The exercise: Copy out, from the entries below, each line holding the string "control".

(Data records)
━━━━━━

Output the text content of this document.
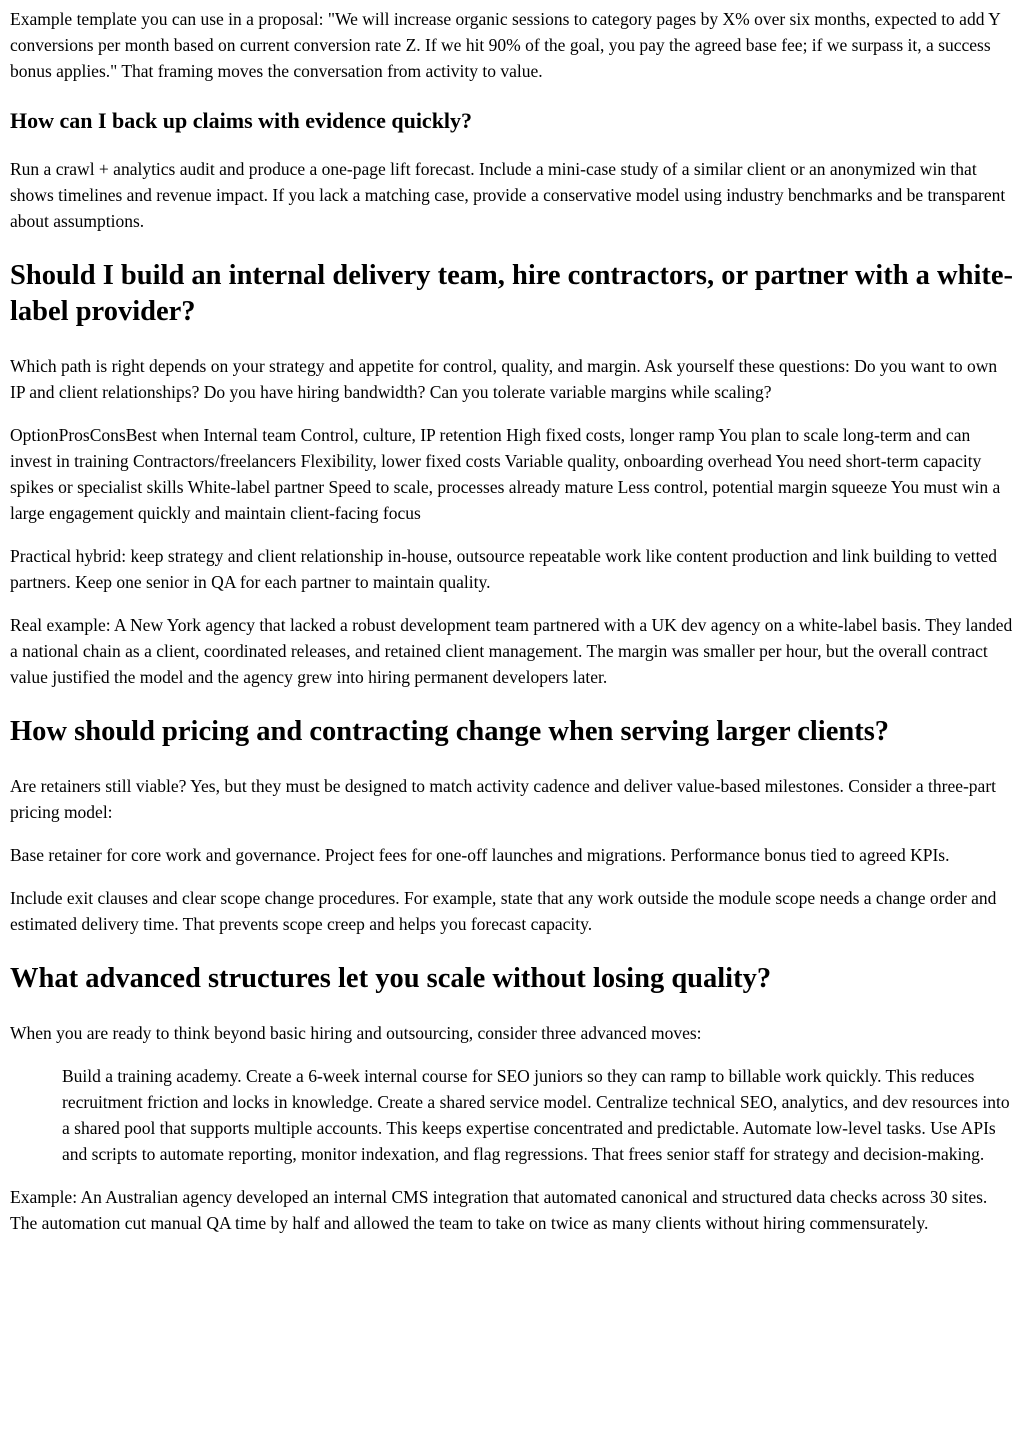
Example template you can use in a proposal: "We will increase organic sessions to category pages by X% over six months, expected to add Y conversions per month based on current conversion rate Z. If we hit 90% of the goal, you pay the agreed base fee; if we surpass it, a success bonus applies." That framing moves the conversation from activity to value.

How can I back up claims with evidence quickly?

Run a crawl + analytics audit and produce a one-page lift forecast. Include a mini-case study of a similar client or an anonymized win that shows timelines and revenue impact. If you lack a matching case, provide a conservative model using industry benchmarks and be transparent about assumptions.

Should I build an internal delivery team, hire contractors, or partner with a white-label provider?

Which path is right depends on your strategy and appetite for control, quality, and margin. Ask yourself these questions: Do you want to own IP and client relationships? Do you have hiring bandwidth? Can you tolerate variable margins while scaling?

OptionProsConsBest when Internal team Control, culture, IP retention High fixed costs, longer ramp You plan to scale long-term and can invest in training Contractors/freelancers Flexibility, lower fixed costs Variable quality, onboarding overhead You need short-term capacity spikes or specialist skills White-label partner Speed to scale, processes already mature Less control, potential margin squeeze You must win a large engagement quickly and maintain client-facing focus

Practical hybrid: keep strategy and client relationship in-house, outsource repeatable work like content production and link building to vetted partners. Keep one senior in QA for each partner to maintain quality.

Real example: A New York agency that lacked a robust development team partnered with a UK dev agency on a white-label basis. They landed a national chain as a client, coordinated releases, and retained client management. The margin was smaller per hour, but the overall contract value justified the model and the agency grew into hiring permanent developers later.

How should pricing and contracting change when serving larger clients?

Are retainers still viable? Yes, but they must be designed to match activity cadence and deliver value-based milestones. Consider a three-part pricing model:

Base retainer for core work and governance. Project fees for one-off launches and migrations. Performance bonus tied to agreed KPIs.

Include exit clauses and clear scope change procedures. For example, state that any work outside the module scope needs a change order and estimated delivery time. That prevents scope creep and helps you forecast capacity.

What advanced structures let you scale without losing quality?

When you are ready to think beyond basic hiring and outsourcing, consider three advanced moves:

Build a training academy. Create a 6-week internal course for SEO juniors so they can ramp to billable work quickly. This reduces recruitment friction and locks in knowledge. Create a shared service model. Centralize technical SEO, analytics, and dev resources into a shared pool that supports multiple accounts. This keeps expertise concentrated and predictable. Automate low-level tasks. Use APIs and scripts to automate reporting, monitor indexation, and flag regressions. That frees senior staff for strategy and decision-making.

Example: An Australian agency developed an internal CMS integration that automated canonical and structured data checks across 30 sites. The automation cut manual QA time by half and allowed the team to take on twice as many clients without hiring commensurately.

━━━━━━

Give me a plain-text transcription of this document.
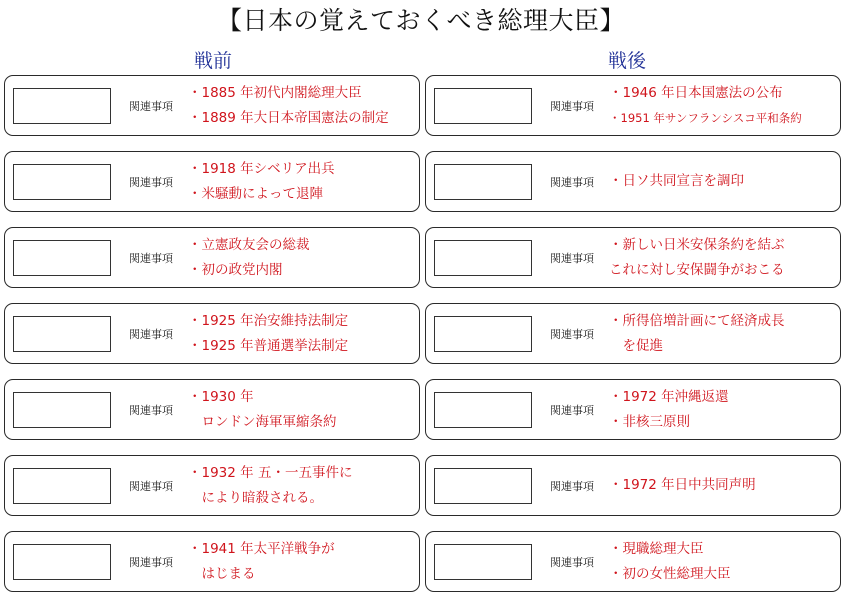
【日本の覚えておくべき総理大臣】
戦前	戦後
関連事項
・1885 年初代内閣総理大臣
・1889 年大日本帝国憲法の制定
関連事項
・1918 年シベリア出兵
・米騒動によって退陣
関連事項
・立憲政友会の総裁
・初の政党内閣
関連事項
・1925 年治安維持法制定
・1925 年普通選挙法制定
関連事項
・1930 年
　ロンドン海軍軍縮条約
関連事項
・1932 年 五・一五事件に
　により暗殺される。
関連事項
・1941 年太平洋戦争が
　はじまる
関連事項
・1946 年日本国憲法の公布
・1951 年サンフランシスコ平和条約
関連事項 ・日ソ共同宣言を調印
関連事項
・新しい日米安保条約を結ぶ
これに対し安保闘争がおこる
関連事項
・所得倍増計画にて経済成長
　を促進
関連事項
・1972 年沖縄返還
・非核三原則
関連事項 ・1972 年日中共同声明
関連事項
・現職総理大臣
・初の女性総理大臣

━━━━━━

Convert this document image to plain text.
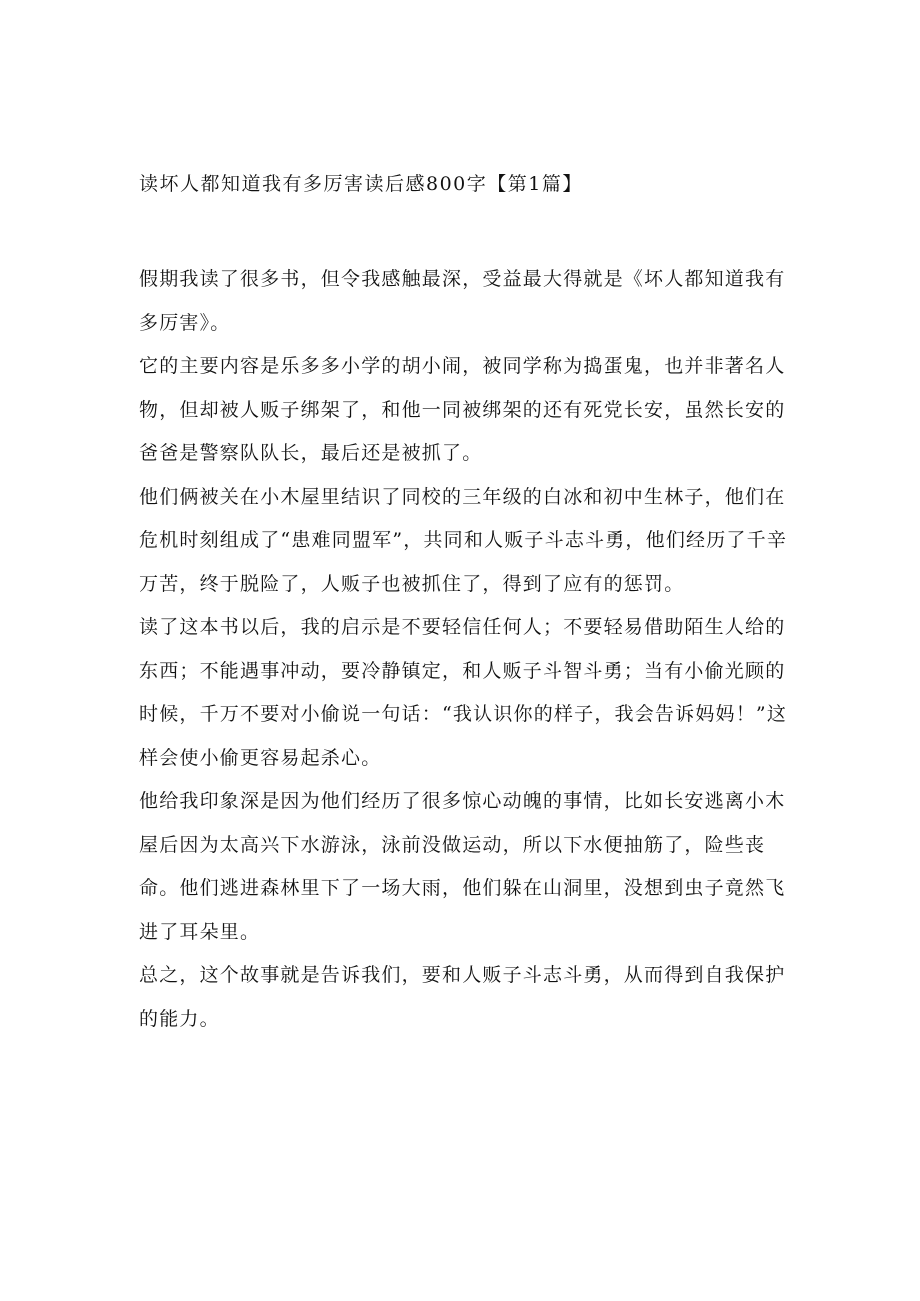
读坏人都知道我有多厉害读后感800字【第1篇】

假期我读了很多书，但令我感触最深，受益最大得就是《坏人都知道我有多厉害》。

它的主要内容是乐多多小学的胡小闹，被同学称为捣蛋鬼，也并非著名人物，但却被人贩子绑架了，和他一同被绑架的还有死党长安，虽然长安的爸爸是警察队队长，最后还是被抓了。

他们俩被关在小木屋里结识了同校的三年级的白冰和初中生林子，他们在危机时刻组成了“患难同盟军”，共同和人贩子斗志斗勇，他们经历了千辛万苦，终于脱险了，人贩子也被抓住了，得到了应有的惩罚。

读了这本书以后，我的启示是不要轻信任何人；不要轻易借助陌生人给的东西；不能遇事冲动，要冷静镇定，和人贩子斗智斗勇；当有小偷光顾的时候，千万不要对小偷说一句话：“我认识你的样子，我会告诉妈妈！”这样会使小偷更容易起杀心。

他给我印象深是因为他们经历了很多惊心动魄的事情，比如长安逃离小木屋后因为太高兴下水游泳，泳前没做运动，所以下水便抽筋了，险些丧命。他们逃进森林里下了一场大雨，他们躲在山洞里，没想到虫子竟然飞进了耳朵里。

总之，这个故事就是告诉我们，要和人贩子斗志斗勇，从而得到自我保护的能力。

━━━━━━

Answer below:
Which path is right depends on your strategy and appetite for control, quality, and margin. Ask yourself these questions: Do you want to own IP and client relationships? Do you have hiring bandwidth? Can you tolerate variable margins while scaling?
OptionProsConsBest when Internal team Control, culture, IP retention High fixed costs, longer ramp You plan to scale long-term and can invest in training Contractors/freelancers Flexibility, lower fixed costs Variable quality, onboarding overhead You need short-term capacity spikes or specialist skills White-label partner Speed to scale, processes already mature Less control, potential margin squeeze You must win a large engagement quickly and maintain client-facing focus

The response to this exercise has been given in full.